WHAT IS BEING ASKED: Single out each line with the word "into" and copy it.
--- Begin ---
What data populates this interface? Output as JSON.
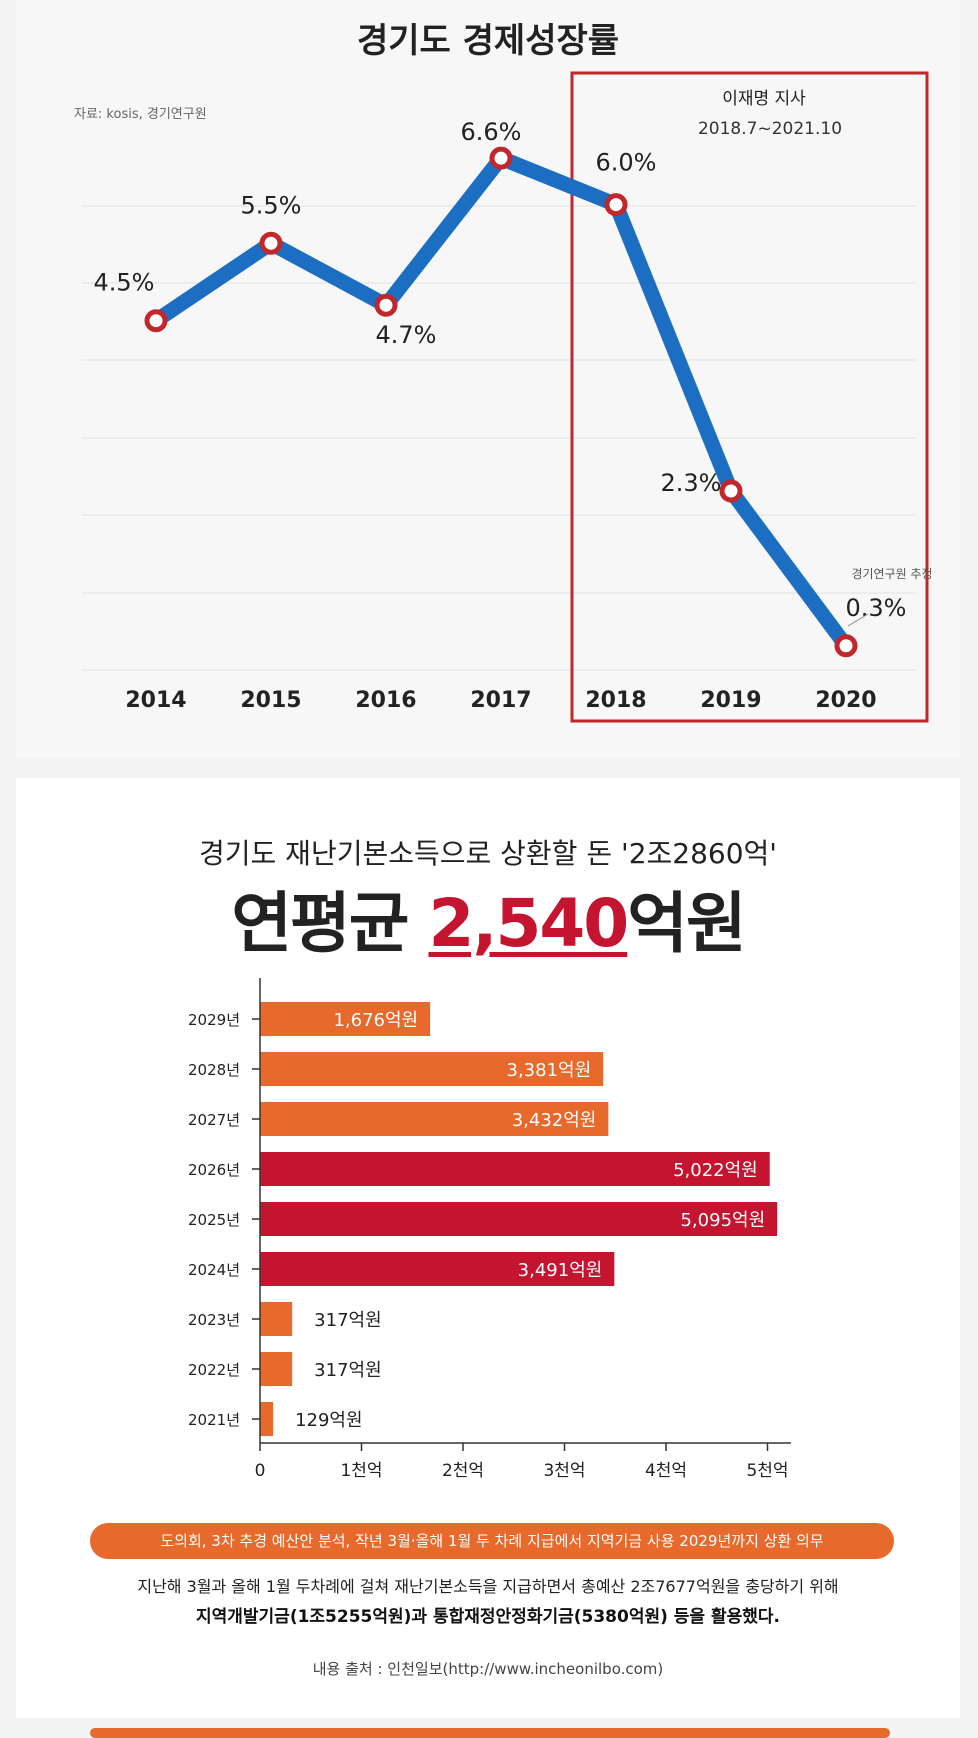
{
  "chart_data": [
    {
      "type": "line",
      "title": "경기도 경제성장률",
      "source": "자료: kosis, 경기연구원",
      "categories": [
        "2014",
        "2015",
        "2016",
        "2017",
        "2018",
        "2019",
        "2020"
      ],
      "values": [
        4.5,
        5.5,
        4.7,
        6.6,
        6.0,
        2.3,
        0.3
      ],
      "value_labels": [
        "4.5%",
        "5.5%",
        "4.7%",
        "6.6%",
        "6.0%",
        "2.3%",
        "0.3%"
      ],
      "highlight_box": {
        "title": "이재명 지사",
        "period": "2018.7~2021.10"
      },
      "annotation": "경기연구원 추정",
      "line_color": "#1b6ec2",
      "box_color": "#c0282d"
    },
    {
      "type": "bar",
      "subtitle": "경기도 재난기본소득으로 상환할 돈 '2조2860억'",
      "headline_prefix": "연평균 ",
      "headline_value": "2,540",
      "headline_suffix": "억원",
      "categories": [
        "2029년",
        "2028년",
        "2027년",
        "2026년",
        "2025년",
        "2024년",
        "2023년",
        "2022년",
        "2021년"
      ],
      "values": [
        1676,
        3381,
        3432,
        5022,
        5095,
        3491,
        317,
        317,
        129
      ],
      "value_labels": [
        "1,676억원",
        "3,381억원",
        "3,432억원",
        "5,022억원",
        "5,095억원",
        "3,491억원",
        "317억원",
        "317억원",
        "129억원"
      ],
      "bar_colors": [
        "#e8692c",
        "#e8692c",
        "#e8692c",
        "#c4142f",
        "#c4142f",
        "#c4142f",
        "#e8692c",
        "#e8692c",
        "#e8692c"
      ],
      "x_ticks": [
        "0",
        "1천억",
        "2천억",
        "3천억",
        "4천억",
        "5천억"
      ],
      "xlim": [
        0,
        5000
      ],
      "note": "도의회, 3차 추경 예산안 분석, 작년 3월·올해 1월 두 차례 지급에서 지역기금 사용 2029년까지 상환 의무",
      "desc_line1": "지난해 3월과 올해 1월 두차례에 걸쳐 재난기본소득을 지급하면서 총예산 2조7677억원을 충당하기 위해",
      "desc_line2": "지역개발기금(1조5255억원)과 통합재정안정화기금(5380억원) 등을 활용했다.",
      "source": "내용 출처 : 인천일보(http://www.incheonilbo.com)"
    }
  ]
}
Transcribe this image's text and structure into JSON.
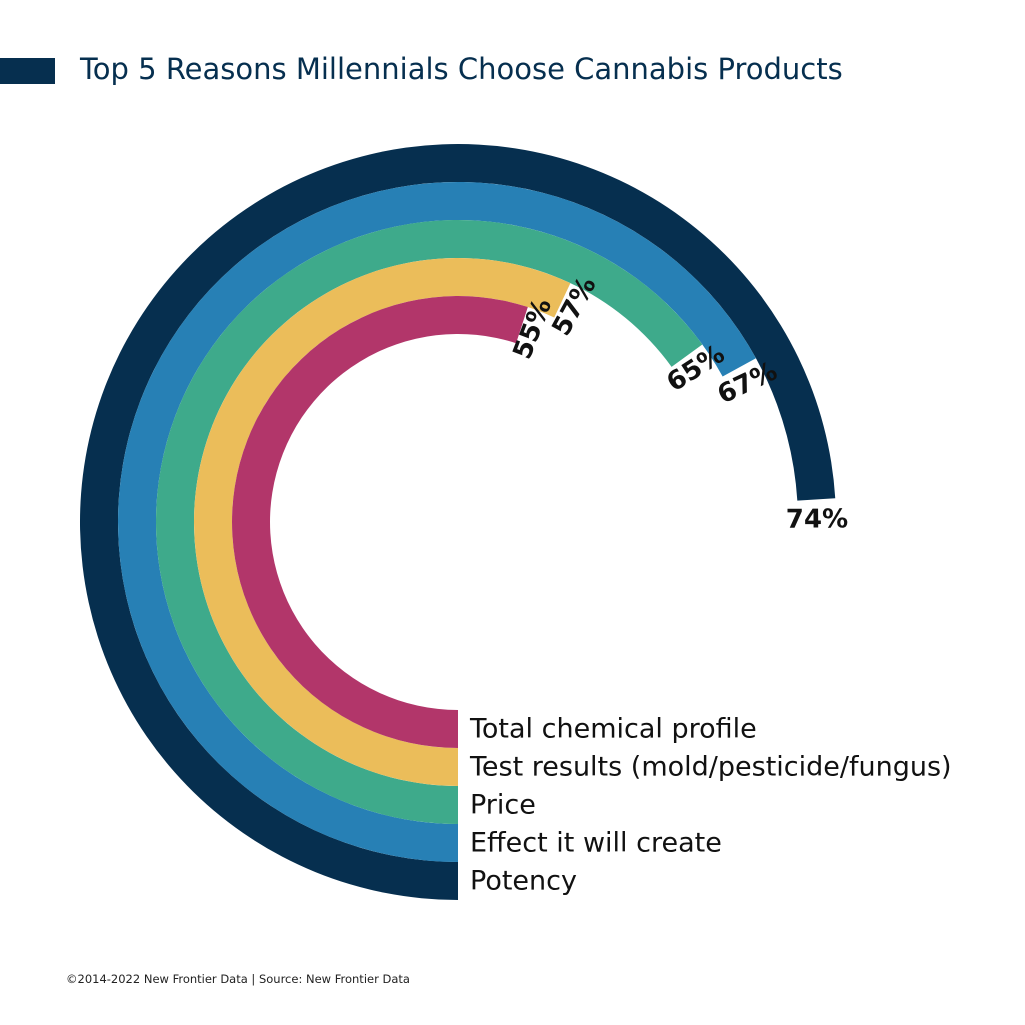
{
  "chart_data": {
    "type": "radial-bar",
    "title": "Top 5 Reasons Millennials Choose Cannabis Products",
    "unit": "%",
    "series": [
      {
        "label": "Potency",
        "value": 74,
        "value_label": "74%",
        "color": "#062f4f"
      },
      {
        "label": "Effect it will create",
        "value": 67,
        "value_label": "67%",
        "color": "#2780b5"
      },
      {
        "label": "Price",
        "value": 65,
        "value_label": "65%",
        "color": "#3eaa8b"
      },
      {
        "label": "Test results (mold/pesticide/fungus)",
        "value": 57,
        "value_label": "57%",
        "color": "#ebbd5a"
      },
      {
        "label": "Total chemical profile",
        "value": 55,
        "value_label": "55%",
        "color": "#b2366a"
      }
    ]
  },
  "footer": "©2014-2022  New Frontier Data | Source: New Frontier Data",
  "colors": {
    "title": "#062f4f",
    "accent_bar": "#062f4f"
  }
}
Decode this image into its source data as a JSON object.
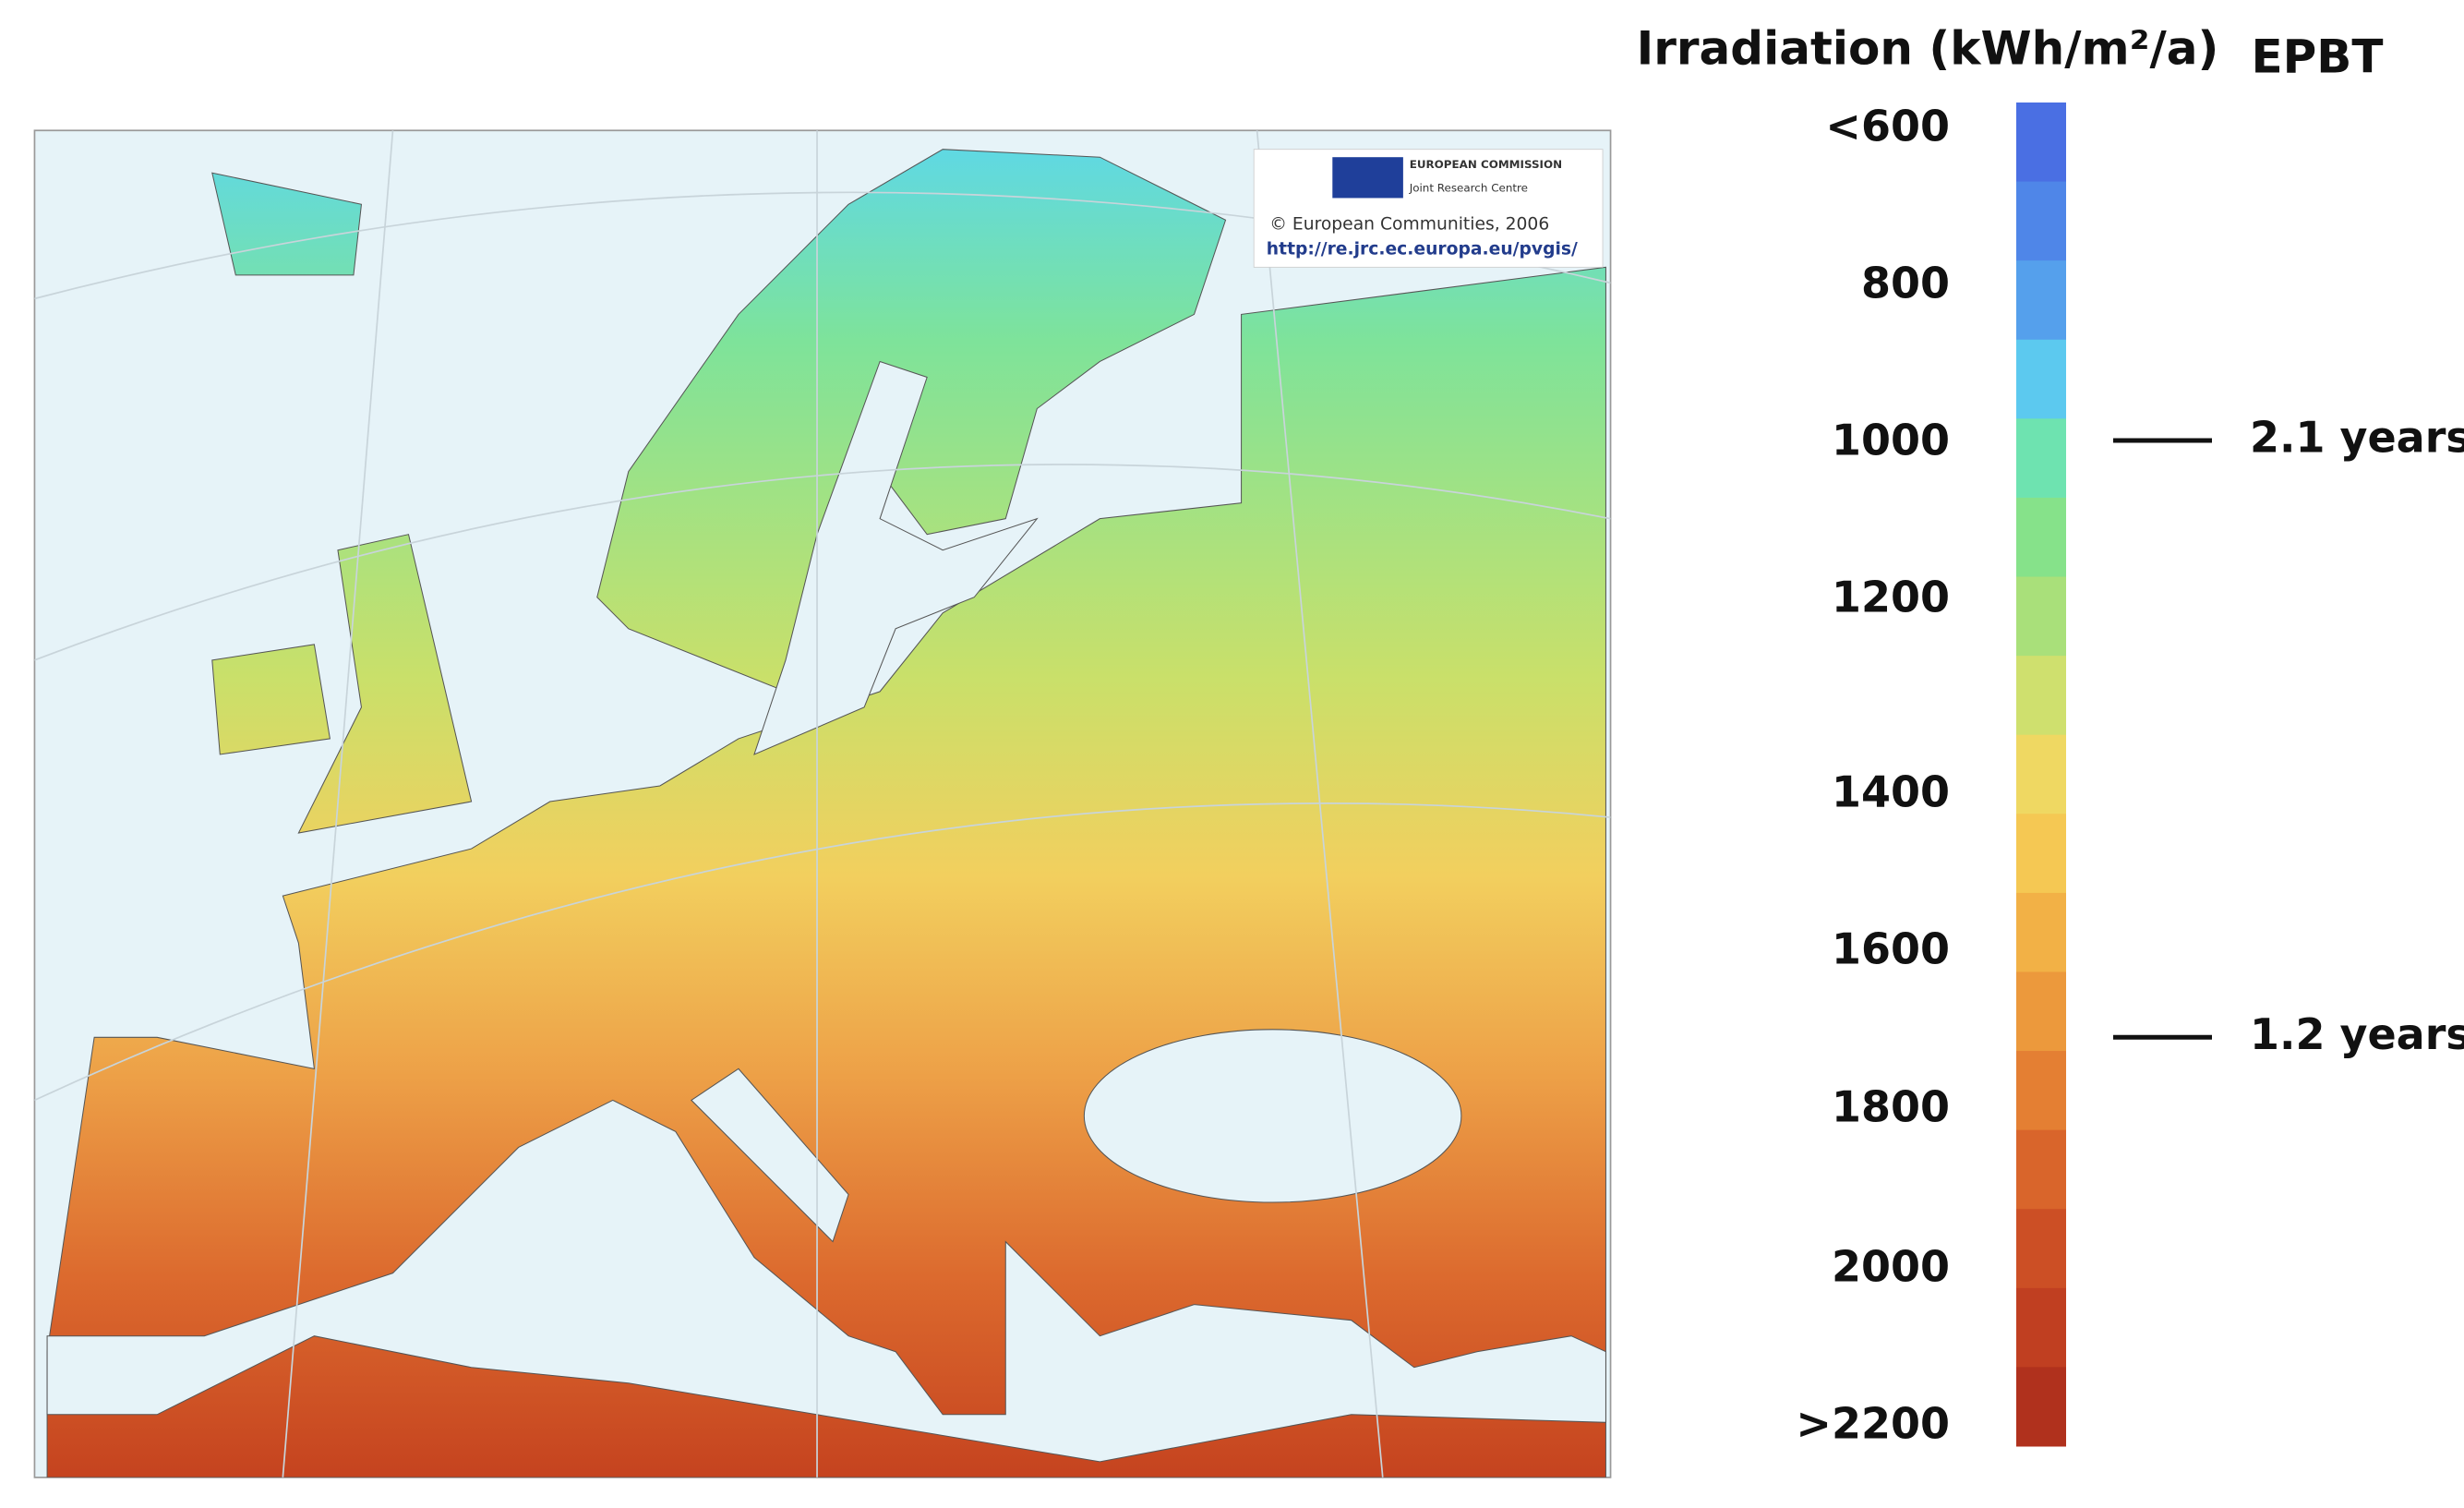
{
  "map": {
    "credits": {
      "agency": "EUROPEAN COMMISSION",
      "centre": "Joint Research Centre",
      "copyright": "© European Communities, 2006",
      "url": "http://re.jrc.ec.europa.eu/pvgis/"
    }
  },
  "legend": {
    "title": "Irradiation (kWh/m²/a)",
    "labels": [
      "<600",
      "800",
      "1000",
      "1200",
      "1400",
      "1600",
      "1800",
      "2000",
      ">2200"
    ],
    "colors": [
      "#4a6fe3",
      "#4f86e8",
      "#55a0ec",
      "#5cc9ef",
      "#6ee3b0",
      "#86e28a",
      "#a9e07a",
      "#cfe06e",
      "#efd862",
      "#f5c853",
      "#f2b146",
      "#ec993c",
      "#e47f33",
      "#d9652b",
      "#cc4f25",
      "#c03f21",
      "#b0311d"
    ]
  },
  "epbt": {
    "title": "EPBT",
    "markers": [
      {
        "label": "2.1 years",
        "irradiation": 1000
      },
      {
        "label": "1.2 years",
        "irradiation": 1700
      }
    ]
  }
}
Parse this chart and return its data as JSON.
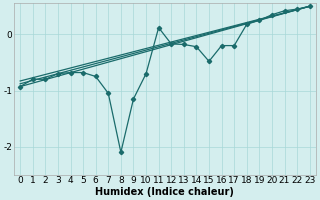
{
  "xlabel": "Humidex (Indice chaleur)",
  "bg_color": "#d4eeee",
  "line_color": "#1a6b6b",
  "xlim": [
    -0.5,
    23.5
  ],
  "ylim": [
    -2.5,
    0.55
  ],
  "yticks": [
    -2,
    -1,
    0
  ],
  "xticks": [
    0,
    1,
    2,
    3,
    4,
    5,
    6,
    7,
    8,
    9,
    10,
    11,
    12,
    13,
    14,
    15,
    16,
    17,
    18,
    19,
    20,
    21,
    22,
    23
  ],
  "jagged_line": [
    [
      0,
      -0.93
    ],
    [
      1,
      -0.8
    ],
    [
      2,
      -0.8
    ],
    [
      3,
      -0.7
    ],
    [
      4,
      -0.68
    ],
    [
      5,
      -0.68
    ],
    [
      6,
      -0.75
    ],
    [
      7,
      -1.05
    ],
    [
      8,
      -2.1
    ],
    [
      9,
      -1.15
    ],
    [
      10,
      -0.7
    ],
    [
      11,
      0.12
    ],
    [
      12,
      -0.17
    ],
    [
      13,
      -0.18
    ],
    [
      14,
      -0.22
    ],
    [
      15,
      -0.48
    ],
    [
      16,
      -0.2
    ],
    [
      17,
      -0.2
    ],
    [
      18,
      0.18
    ],
    [
      19,
      0.25
    ],
    [
      20,
      0.35
    ],
    [
      21,
      0.42
    ],
    [
      22,
      0.45
    ],
    [
      23,
      0.5
    ]
  ],
  "line1": [
    [
      0,
      -0.93
    ],
    [
      23,
      0.5
    ]
  ],
  "line2": [
    [
      0,
      -0.88
    ],
    [
      23,
      0.5
    ]
  ],
  "line3": [
    [
      0,
      -0.83
    ],
    [
      23,
      0.5
    ]
  ]
}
--- End ---
RESPONSE FOR THIS EXERCISE:
Transcribe this image's text and structure into JSON.
Decode this image into its source data as a JSON object.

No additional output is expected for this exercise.